▶ The problem: The answer is the line with "Serialize everything readable" and every line after it to the end of the listing, retyped exactly. Pictures do not belong in it.

[Stored data]

----

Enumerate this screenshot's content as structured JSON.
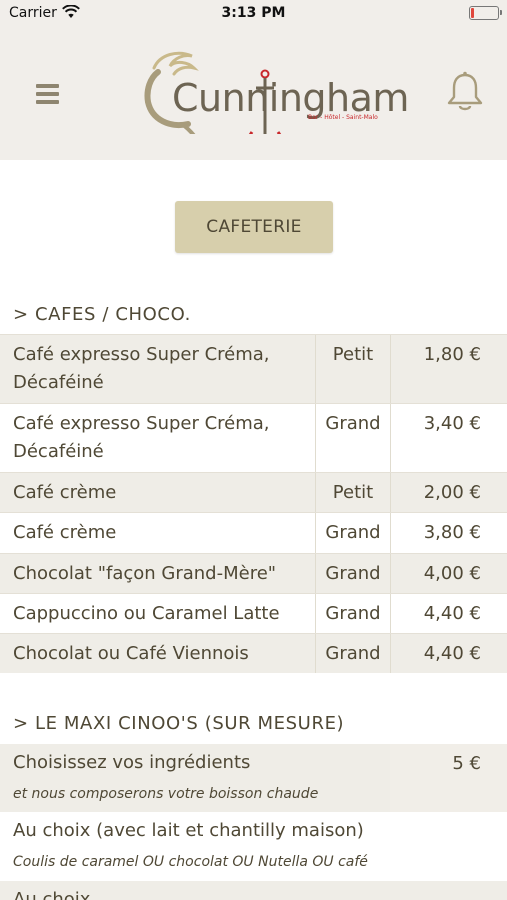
{
  "status_bar": {
    "carrier": "Carrier",
    "time": "3:13 PM"
  },
  "header": {
    "logo_text": "Cunningham",
    "logo_subtitle": "Bar - Hôtel - Saint-Malo",
    "menu_icon": "hamburger-menu-icon",
    "bell_icon": "bell-icon"
  },
  "category": {
    "label": "CAFETERIE"
  },
  "sections": [
    {
      "title": "> CAFES / CHOCO.",
      "items": [
        {
          "name_line1": "Café expresso Super Créma,",
          "name_line2": "Décaféiné",
          "size": "Petit",
          "price": "1,80 €"
        },
        {
          "name_line1": "Café expresso Super Créma,",
          "name_line2": "Décaféiné",
          "size": "Grand",
          "price": "3,40 €"
        },
        {
          "name_line1": "Café crème",
          "size": "Petit",
          "price": "2,00 €"
        },
        {
          "name_line1": "Café crème",
          "size": "Grand",
          "price": "3,80 €"
        },
        {
          "name_line1": "Chocolat \"façon Grand-Mère\"",
          "size": "Grand",
          "price": "4,00 €"
        },
        {
          "name_line1": "Cappuccino ou Caramel Latte",
          "size": "Grand",
          "price": "4,40 €"
        },
        {
          "name_line1": "Chocolat ou Café Viennois",
          "size": "Grand",
          "price": "4,40 €"
        }
      ]
    },
    {
      "title": "> LE MAXI CINOO'S (SUR MESURE)",
      "items": [
        {
          "name": "Choisissez vos ingrédients",
          "desc": "et nous composerons votre boisson chaude",
          "price": "5 €"
        },
        {
          "name": "Au choix (avec lait et chantilly maison)",
          "desc": "Coulis de caramel OU chocolat OU Nutella OU café",
          "price": ""
        },
        {
          "name": "Au choix",
          "desc": "",
          "price": ""
        }
      ]
    }
  ],
  "colors": {
    "header_bg": "#f1eeea",
    "button_bg": "#d7cfac",
    "row_shade": "#efede7",
    "text": "#4f4835",
    "logo_accent_red": "#c8282c"
  }
}
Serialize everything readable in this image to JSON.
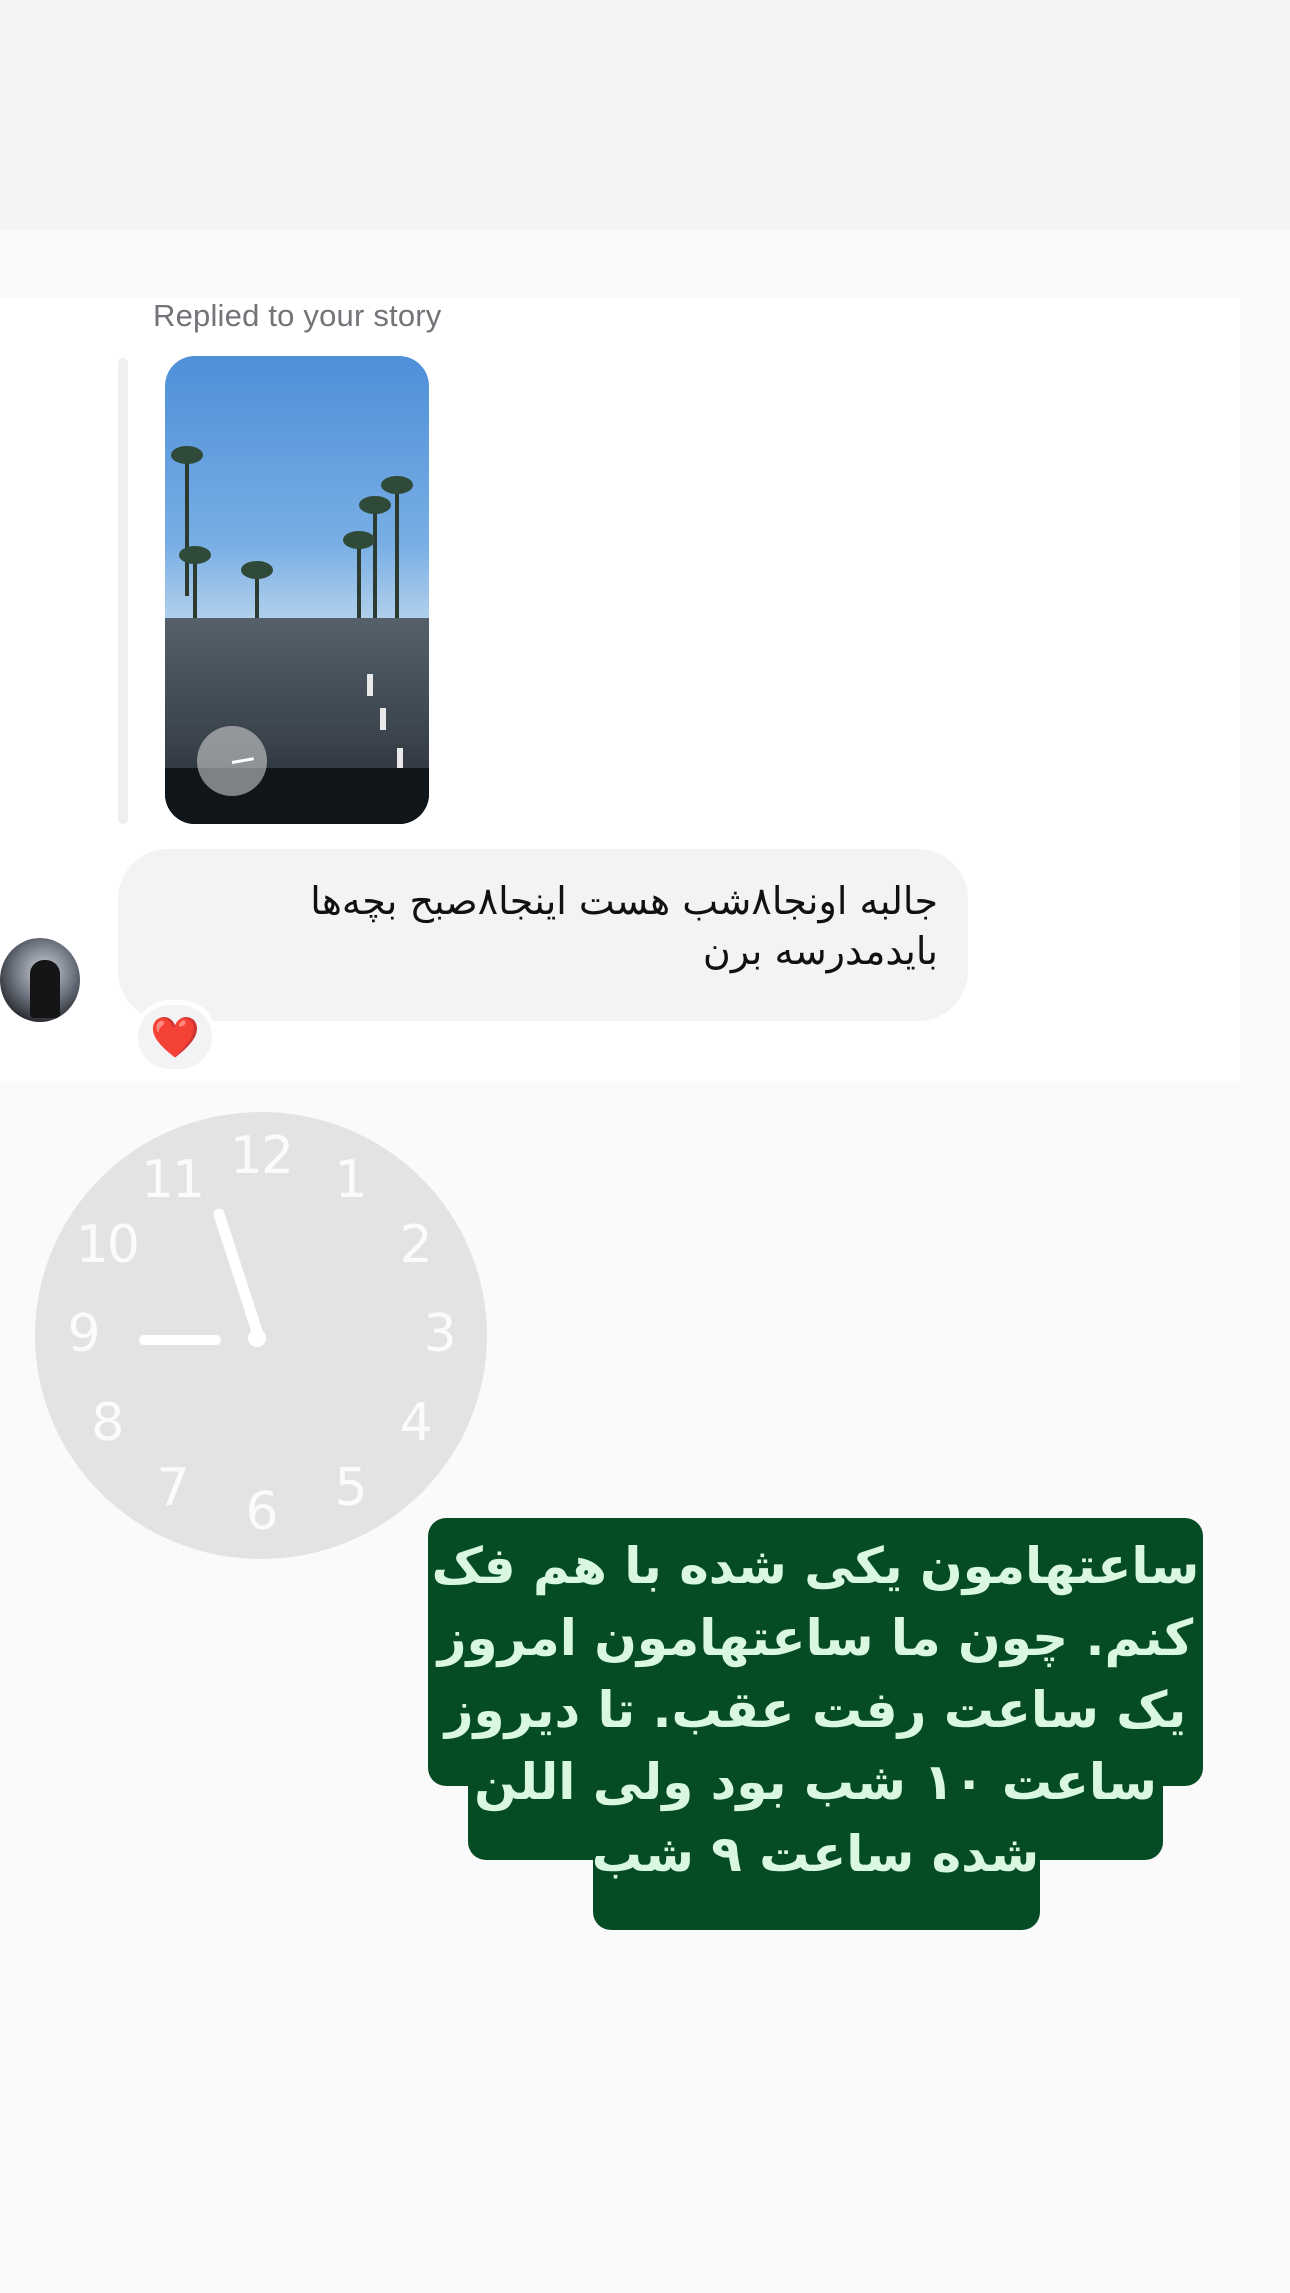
{
  "story": {
    "reply_header": "Replied to your story",
    "message_text": "جالبه اونجا۸شب هست اینجا۸صبح بچه‌ها بایدمدرسه برن",
    "reaction": "❤️",
    "clock_numbers": [
      "12",
      "1",
      "2",
      "3",
      "4",
      "5",
      "6",
      "7",
      "8",
      "9",
      "10",
      "11"
    ],
    "caption_lines": [
      "ساعتهامون یکی شده با هم فک",
      "کنم. چون ما ساعتهامون امروز",
      "یک ساعت رفت عقب. تا دیروز",
      "ساعت ۱۰ شب بود ولی اللن",
      "شده ساعت ۹ شب"
    ],
    "colors": {
      "caption_bg": "#054c25",
      "caption_text": "#d9f8df",
      "clock_face": "#e3e3e4",
      "bubble": "#f3f3f5",
      "reaction": "#e0242f"
    },
    "icons": [
      "heart-reaction-icon",
      "analog-clock-sticker"
    ]
  }
}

----

▶ Response to this exercise:
Serialize everything readable in this image to JSON.
{
  "story": {
    "reply_header": "Replied to your story",
    "message_text": "جالبه اونجا۸شب هست اینجا۸صبح بچه‌ها بایدمدرسه برن",
    "reaction": "❤️",
    "clock_numbers": [
      "12",
      "1",
      "2",
      "3",
      "4",
      "5",
      "6",
      "7",
      "8",
      "9",
      "10",
      "11"
    ],
    "caption_lines": [
      "ساعتهامون یکی شده با هم فک",
      "کنم. چون ما ساعتهامون امروز",
      "یک ساعت رفت عقب. تا دیروز",
      "ساعت ۱۰ شب بود ولی اللن",
      "شده ساعت ۹ شب"
    ],
    "colors": {
      "caption_bg": "#054c25",
      "caption_text": "#d9f8df",
      "clock_face": "#e3e3e4",
      "bubble": "#f3f3f5",
      "reaction": "#e0242f"
    },
    "icons": [
      "heart-reaction-icon",
      "analog-clock-sticker"
    ]
  }
}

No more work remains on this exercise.